[Start of section]
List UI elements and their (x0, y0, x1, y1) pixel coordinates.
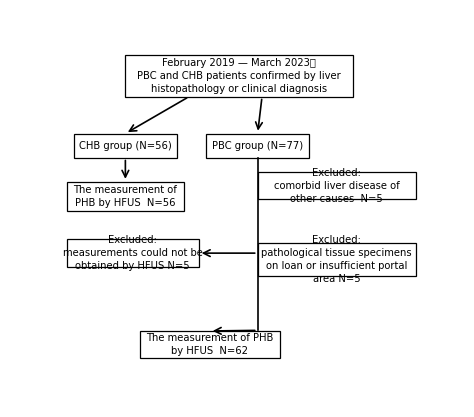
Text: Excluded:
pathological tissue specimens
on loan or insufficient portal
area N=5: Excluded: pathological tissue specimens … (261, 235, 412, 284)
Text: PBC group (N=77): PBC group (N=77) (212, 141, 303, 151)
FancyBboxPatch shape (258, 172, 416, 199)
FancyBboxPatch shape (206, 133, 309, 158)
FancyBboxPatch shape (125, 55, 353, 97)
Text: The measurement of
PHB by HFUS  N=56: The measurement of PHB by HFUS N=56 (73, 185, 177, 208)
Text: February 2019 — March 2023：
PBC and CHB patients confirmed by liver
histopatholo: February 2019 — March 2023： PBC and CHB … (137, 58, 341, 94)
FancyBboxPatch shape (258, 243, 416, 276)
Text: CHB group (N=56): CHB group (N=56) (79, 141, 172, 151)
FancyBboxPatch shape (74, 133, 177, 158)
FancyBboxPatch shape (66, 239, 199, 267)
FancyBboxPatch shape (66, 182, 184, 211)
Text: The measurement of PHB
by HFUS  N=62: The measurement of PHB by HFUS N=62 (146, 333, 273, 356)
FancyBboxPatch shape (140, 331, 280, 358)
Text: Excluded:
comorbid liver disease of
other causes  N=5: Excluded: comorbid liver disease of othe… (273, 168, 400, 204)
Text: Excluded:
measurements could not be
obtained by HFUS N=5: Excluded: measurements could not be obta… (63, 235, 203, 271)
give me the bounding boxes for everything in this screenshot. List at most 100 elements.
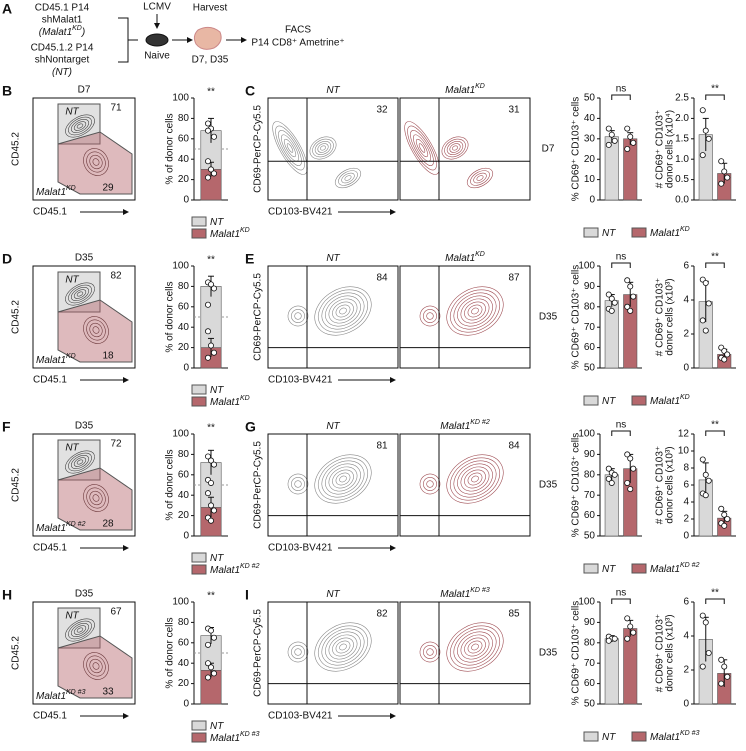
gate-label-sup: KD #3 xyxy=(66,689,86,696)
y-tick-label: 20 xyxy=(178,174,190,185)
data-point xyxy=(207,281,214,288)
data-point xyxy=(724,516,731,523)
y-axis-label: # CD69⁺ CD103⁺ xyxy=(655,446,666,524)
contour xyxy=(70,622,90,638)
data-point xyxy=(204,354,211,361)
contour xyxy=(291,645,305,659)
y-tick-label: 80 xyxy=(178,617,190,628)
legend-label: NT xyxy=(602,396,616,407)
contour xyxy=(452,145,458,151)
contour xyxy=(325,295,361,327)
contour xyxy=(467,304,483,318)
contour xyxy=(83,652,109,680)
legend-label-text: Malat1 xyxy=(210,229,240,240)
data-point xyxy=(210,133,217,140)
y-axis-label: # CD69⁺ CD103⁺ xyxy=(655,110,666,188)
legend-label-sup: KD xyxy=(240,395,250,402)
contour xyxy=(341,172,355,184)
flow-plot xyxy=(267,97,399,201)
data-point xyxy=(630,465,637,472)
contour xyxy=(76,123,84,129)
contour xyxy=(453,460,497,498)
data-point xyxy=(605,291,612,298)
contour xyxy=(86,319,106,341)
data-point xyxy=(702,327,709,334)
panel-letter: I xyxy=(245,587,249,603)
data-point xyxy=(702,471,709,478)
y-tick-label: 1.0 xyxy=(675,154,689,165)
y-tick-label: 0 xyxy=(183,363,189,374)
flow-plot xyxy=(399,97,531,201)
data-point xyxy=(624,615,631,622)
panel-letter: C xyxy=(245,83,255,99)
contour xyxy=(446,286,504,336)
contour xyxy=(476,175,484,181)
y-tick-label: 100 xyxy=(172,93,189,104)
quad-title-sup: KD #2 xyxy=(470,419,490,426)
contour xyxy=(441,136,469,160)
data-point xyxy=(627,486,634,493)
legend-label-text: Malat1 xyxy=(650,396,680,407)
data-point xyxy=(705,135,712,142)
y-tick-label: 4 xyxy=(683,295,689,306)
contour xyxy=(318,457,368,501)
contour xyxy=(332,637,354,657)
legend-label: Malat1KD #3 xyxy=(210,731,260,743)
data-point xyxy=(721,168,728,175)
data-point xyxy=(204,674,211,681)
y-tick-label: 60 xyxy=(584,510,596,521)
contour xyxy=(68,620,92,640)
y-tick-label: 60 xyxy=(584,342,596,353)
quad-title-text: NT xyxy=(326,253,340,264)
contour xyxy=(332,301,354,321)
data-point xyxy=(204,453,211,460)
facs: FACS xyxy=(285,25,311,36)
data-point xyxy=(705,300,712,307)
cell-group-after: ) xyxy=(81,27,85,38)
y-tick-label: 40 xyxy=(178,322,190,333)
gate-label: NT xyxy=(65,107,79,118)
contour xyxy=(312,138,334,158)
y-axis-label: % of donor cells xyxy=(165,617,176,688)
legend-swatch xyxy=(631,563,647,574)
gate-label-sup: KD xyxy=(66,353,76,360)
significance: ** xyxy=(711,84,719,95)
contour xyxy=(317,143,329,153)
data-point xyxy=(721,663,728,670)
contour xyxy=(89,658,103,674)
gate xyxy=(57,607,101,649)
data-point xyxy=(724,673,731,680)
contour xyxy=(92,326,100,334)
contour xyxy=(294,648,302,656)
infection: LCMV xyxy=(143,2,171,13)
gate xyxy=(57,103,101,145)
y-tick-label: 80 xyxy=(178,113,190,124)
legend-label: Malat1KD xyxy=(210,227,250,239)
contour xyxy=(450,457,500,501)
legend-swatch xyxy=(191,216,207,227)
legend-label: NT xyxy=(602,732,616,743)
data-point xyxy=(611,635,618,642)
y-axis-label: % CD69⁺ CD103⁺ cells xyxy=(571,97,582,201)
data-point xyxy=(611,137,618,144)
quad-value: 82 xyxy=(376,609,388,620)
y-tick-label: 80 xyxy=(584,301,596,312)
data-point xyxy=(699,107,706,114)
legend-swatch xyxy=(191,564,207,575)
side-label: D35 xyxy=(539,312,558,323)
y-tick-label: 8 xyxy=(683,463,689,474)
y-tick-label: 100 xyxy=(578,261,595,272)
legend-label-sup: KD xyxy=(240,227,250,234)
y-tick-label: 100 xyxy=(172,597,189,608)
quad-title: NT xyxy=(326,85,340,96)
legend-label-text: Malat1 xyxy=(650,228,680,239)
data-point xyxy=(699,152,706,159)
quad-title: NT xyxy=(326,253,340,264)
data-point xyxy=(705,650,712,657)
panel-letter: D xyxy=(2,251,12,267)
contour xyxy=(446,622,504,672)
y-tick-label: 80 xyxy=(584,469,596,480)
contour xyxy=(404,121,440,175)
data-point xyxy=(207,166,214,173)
[End of section]
[Start of section]
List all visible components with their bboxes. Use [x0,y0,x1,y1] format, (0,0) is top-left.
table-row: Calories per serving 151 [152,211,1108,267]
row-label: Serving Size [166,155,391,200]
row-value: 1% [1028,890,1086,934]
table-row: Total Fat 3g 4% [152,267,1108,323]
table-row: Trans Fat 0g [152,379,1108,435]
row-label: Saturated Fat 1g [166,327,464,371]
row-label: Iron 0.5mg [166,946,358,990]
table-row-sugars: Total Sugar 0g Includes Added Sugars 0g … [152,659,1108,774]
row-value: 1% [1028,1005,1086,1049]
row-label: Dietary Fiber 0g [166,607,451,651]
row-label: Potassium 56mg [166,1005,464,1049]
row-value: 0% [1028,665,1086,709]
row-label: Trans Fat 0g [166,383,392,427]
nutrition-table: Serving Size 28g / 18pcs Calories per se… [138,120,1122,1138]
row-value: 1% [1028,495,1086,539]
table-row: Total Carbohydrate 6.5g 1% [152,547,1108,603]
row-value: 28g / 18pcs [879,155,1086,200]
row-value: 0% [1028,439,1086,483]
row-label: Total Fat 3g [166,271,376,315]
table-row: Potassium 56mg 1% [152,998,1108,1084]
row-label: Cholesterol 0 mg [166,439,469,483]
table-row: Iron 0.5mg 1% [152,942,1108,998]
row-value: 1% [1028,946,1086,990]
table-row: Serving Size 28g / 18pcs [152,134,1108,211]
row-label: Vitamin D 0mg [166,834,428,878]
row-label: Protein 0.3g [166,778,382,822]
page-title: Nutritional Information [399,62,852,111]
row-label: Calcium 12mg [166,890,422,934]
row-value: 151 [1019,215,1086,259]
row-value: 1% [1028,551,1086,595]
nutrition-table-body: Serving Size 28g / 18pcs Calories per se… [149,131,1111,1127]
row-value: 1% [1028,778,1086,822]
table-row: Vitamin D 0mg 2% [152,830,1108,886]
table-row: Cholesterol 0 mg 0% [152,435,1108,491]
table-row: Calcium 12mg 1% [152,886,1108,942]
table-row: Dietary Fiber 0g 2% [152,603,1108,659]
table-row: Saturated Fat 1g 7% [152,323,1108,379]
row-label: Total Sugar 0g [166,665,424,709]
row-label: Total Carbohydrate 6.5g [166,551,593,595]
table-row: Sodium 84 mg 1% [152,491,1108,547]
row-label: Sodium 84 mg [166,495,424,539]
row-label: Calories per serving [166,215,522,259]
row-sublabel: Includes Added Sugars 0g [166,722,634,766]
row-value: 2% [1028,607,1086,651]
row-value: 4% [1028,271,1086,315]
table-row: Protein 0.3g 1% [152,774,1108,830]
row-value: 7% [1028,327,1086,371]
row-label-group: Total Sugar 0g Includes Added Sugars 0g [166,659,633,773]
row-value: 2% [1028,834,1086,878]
[End of section]
In the entries above, find each line with the string "Iron" and copy it.

row-label: Iron 0.5mg [166,946,358,990]
table-row: Iron 0.5mg 1% [152,942,1108,998]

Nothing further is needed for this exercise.